> **INFORMATION PROVIDED**
┌────────

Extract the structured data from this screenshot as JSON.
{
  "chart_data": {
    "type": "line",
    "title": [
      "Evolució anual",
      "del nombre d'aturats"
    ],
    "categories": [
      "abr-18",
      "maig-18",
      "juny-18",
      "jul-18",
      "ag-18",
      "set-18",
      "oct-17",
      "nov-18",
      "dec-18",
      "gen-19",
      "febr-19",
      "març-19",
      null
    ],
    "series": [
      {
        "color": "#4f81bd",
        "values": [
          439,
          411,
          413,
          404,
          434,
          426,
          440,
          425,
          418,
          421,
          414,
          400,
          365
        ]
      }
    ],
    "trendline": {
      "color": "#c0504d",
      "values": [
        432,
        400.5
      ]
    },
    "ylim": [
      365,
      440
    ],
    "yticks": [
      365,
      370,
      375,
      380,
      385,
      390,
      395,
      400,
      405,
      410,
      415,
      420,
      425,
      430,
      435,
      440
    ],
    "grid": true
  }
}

└────────

> **REQUIRED WORK**
Transcribe each entry exactly.

> **OUTPUT BELOW**
Extract the structured data from this screenshot as JSON.
{
  "chart_data": {
    "type": "line",
    "title": [
      "Evolució anual",
      "del nombre d'aturats"
    ],
    "categories": [
      "abr-18",
      "maig-18",
      "juny-18",
      "jul-18",
      "ag-18",
      "set-18",
      "oct-17",
      "nov-18",
      "dec-18",
      "gen-19",
      "febr-19",
      "març-19",
      null
    ],
    "series": [
      {
        "color": "#4f81bd",
        "values": [
          439,
          411,
          413,
          404,
          434,
          426,
          440,
          425,
          418,
          421,
          414,
          400,
          365
        ]
      }
    ],
    "trendline": {
      "color": "#c0504d",
      "values": [
        432,
        400.5
      ]
    },
    "ylim": [
      365,
      440
    ],
    "yticks": [
      365,
      370,
      375,
      380,
      385,
      390,
      395,
      400,
      405,
      410,
      415,
      420,
      425,
      430,
      435,
      440
    ],
    "grid": true
  }
}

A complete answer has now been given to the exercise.